What the task asks —
Return every line of the records below verbatim, with no pictures in the copy.

Records for the exercise —
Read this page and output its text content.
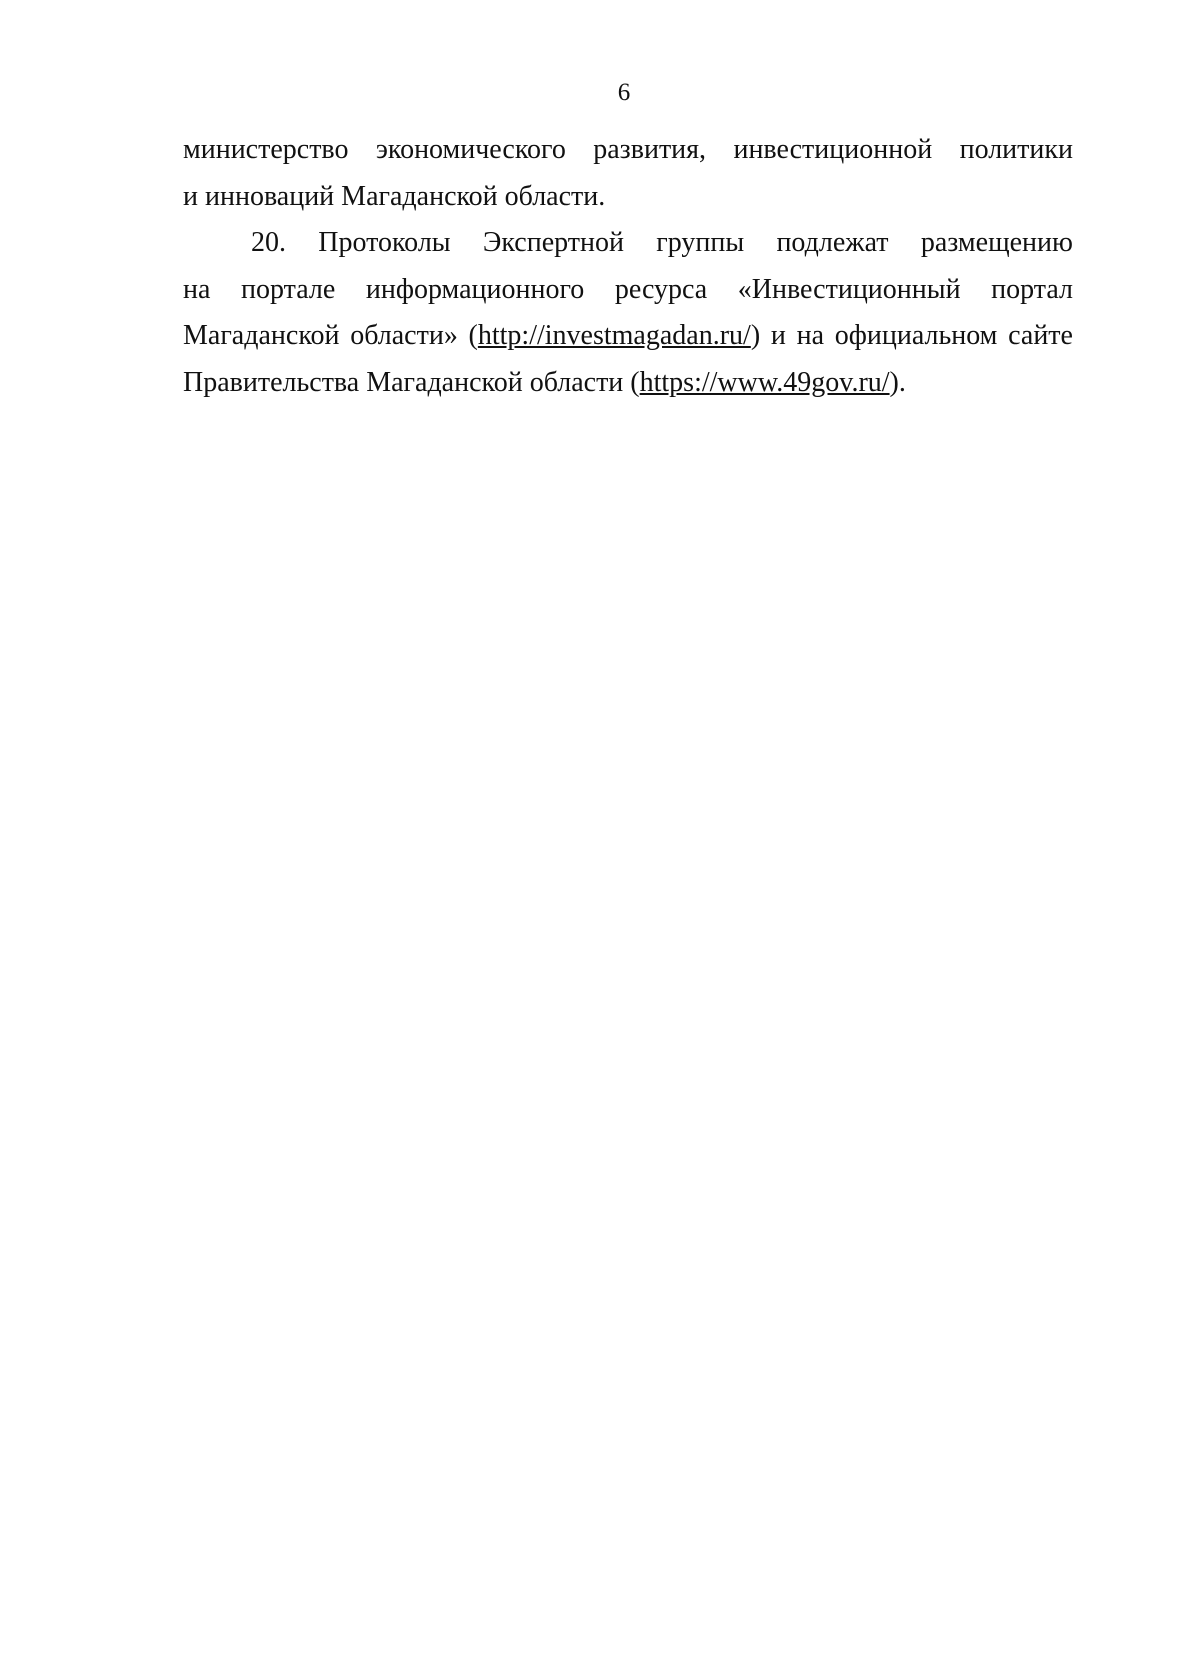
6
министерство экономического развития, инвестиционной политики
и инноваций Магаданской области.
20. Протоколы Экспертной группы подлежат размещению
на портале информационного ресурса «Инвестиционный портал
Магаданской области» (http://investmagadan.ru/) и на официальном сайте
Правительства Магаданской области (https://www.49gov.ru/).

The reply —
Read this page and output its text content.
6
министерство экономического развития, инвестиционной политики
и инноваций Магаданской области.
20. Протоколы Экспертной группы подлежат размещению
на портале информационного ресурса «Инвестиционный портал
Магаданской области» (http://investmagadan.ru/) и на официальном сайте
Правительства Магаданской области (https://www.49gov.ru/).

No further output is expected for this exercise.